▶ _TO BE DONE_: Count how many lines contain the word "bakar". Respond with the number alone.
— Start —
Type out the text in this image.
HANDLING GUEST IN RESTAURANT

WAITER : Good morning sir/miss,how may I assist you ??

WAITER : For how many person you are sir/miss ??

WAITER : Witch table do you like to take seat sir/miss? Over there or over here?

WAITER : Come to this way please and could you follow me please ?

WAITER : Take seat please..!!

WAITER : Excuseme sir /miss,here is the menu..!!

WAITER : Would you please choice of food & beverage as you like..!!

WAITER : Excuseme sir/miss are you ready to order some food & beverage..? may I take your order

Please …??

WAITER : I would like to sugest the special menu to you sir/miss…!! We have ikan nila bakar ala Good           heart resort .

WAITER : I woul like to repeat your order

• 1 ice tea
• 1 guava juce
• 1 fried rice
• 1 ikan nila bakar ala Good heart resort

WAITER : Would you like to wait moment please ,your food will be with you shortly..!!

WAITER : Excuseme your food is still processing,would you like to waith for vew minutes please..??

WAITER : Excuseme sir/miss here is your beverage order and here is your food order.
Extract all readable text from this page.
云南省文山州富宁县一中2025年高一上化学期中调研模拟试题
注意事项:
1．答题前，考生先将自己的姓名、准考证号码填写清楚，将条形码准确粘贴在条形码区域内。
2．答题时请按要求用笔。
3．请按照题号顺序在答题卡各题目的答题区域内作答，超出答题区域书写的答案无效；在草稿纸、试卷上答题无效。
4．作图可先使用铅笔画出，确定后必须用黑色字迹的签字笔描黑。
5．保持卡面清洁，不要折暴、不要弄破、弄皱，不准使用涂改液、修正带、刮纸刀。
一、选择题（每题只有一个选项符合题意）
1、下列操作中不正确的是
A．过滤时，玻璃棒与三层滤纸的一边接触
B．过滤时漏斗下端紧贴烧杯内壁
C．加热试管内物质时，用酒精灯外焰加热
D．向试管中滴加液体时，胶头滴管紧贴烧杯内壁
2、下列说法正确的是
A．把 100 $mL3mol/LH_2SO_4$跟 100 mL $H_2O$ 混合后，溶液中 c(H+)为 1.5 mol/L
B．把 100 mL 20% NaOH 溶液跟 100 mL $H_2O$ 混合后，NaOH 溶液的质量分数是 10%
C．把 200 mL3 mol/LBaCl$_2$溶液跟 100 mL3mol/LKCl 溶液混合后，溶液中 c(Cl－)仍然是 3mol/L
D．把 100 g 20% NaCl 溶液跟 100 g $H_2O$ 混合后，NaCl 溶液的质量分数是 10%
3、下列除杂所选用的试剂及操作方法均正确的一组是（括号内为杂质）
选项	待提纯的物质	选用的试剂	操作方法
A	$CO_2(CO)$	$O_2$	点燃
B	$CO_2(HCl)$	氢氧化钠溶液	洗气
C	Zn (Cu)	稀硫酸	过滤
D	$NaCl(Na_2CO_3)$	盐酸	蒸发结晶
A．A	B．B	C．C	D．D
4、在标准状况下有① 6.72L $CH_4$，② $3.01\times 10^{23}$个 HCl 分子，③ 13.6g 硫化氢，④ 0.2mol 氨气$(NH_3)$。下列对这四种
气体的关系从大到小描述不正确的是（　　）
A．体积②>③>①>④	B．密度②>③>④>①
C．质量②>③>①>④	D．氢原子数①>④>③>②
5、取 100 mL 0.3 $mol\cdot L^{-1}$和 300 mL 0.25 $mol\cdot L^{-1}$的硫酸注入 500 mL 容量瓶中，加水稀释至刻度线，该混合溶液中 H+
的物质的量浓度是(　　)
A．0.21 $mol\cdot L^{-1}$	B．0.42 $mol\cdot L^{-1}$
— End —
▶ _ANSWER TO THE EXERCISE_: 2